(Stored entries)
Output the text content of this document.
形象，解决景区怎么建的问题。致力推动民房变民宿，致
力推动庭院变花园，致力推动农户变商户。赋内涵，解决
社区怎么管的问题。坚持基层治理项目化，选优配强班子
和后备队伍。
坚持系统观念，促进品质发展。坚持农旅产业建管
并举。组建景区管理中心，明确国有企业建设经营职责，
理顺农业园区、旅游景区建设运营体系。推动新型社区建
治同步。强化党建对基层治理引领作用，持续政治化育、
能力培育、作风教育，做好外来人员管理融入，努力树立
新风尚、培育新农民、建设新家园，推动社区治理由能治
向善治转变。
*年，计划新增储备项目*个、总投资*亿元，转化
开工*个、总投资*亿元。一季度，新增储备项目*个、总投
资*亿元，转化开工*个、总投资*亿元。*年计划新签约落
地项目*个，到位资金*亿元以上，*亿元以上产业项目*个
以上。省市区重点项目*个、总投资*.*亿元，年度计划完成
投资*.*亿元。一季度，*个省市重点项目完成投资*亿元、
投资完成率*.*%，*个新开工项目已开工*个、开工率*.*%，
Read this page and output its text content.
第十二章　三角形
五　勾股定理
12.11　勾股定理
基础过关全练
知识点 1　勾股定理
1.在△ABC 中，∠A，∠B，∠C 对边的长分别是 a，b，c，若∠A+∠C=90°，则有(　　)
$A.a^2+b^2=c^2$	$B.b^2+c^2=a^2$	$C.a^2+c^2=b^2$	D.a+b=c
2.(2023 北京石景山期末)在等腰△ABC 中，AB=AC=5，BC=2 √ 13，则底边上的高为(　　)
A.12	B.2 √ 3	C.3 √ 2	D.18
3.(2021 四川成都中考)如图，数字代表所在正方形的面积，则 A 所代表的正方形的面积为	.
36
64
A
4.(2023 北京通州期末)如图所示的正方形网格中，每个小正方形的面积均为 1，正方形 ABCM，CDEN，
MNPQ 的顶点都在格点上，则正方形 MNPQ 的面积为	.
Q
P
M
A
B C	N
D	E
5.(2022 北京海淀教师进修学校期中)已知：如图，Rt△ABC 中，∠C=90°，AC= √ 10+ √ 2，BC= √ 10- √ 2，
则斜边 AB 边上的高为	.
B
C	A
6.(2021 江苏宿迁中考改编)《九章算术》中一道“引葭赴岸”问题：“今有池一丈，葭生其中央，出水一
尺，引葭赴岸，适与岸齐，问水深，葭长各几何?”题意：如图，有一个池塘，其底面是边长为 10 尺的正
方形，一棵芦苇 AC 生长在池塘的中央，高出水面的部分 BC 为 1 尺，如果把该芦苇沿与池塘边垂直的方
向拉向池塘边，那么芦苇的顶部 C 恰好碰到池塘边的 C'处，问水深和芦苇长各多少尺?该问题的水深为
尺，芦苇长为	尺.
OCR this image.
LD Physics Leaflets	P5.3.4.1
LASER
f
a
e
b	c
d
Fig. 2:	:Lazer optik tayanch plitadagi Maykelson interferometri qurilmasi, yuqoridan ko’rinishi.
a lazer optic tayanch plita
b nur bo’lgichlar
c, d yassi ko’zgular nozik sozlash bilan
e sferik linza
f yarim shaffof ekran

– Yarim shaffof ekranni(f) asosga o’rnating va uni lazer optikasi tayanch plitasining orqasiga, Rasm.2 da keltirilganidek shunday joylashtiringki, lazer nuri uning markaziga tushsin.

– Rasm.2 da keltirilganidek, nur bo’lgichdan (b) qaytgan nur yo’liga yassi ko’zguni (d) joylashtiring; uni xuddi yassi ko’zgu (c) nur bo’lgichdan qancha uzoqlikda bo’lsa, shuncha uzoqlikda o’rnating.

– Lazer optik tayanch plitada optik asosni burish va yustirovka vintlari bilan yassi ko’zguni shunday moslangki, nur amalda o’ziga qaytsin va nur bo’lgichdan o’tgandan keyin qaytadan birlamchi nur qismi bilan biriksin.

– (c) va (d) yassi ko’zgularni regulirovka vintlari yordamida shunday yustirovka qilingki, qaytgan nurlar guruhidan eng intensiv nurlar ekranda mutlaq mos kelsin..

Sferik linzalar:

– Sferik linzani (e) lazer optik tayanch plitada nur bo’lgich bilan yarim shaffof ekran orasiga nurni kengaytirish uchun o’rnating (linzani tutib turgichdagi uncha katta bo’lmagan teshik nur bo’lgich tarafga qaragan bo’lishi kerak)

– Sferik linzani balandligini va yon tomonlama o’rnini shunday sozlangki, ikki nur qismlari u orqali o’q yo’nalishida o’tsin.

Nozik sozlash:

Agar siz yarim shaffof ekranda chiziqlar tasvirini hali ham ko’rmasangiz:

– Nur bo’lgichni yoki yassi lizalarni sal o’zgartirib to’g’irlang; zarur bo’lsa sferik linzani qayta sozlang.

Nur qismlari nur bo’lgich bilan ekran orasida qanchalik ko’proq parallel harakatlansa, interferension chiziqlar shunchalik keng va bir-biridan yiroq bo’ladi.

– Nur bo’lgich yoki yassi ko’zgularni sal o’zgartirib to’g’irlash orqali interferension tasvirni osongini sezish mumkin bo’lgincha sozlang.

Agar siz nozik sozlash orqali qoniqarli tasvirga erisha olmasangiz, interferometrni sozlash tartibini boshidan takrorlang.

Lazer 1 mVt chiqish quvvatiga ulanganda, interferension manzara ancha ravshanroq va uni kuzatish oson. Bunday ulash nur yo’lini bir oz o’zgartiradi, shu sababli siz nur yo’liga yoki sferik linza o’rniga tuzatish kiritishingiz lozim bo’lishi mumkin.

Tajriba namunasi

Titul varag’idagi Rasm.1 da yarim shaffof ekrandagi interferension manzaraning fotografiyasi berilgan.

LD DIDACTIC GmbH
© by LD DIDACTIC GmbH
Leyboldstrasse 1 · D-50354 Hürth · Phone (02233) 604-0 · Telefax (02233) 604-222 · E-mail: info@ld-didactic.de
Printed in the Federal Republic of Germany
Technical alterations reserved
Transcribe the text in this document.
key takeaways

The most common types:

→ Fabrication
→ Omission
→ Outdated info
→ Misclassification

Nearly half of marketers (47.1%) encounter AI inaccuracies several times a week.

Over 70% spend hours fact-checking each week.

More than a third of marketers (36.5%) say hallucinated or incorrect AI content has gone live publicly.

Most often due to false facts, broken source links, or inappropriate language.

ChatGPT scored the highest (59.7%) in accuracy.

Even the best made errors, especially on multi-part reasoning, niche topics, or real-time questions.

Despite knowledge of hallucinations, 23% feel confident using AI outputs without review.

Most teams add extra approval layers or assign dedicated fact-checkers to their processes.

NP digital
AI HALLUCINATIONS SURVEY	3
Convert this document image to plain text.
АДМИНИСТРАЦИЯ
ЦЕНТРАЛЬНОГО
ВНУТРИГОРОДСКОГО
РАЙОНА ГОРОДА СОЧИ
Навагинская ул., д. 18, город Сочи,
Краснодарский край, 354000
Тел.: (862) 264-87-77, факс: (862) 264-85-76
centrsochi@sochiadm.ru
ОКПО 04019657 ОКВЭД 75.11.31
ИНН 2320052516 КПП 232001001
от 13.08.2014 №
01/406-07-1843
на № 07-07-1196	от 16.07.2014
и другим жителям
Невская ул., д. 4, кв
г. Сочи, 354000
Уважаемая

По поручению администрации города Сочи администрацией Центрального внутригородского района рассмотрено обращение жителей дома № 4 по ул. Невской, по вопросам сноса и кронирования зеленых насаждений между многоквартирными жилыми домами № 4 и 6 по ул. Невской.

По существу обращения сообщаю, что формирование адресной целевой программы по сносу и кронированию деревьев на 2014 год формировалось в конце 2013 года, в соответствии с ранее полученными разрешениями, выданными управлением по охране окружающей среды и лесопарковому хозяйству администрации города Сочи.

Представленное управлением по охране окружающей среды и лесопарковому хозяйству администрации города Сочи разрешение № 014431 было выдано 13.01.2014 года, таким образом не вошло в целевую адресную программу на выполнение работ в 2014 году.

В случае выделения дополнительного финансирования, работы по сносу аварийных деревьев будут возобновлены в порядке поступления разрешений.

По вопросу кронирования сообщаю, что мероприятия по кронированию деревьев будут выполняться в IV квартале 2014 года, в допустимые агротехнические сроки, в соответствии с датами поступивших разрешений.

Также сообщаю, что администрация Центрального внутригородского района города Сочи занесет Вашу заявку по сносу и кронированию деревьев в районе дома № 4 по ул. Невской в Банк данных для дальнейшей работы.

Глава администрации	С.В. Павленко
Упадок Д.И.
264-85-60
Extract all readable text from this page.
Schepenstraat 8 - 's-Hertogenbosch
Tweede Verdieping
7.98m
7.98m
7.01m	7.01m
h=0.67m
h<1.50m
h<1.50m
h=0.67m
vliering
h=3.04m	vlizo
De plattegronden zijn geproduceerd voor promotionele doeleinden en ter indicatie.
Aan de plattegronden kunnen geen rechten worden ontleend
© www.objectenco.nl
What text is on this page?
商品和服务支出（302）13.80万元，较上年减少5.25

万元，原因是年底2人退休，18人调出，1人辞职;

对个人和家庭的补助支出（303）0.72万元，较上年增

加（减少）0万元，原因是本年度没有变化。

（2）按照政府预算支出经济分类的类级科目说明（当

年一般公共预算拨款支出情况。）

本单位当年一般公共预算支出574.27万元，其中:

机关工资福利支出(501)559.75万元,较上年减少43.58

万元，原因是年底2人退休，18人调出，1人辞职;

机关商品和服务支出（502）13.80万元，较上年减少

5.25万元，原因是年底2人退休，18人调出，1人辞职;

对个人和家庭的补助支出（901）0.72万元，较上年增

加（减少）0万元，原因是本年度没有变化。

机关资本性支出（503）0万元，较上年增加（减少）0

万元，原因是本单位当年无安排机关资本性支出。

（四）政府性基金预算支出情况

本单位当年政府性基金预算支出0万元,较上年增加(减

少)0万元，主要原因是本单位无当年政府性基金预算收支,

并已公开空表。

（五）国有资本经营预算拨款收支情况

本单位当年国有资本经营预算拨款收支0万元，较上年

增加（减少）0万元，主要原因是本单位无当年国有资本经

§ **Task instructions**
Among the entries above, how many lines hold the string "info"? Respond with nothing but the number.

§ **The result**
2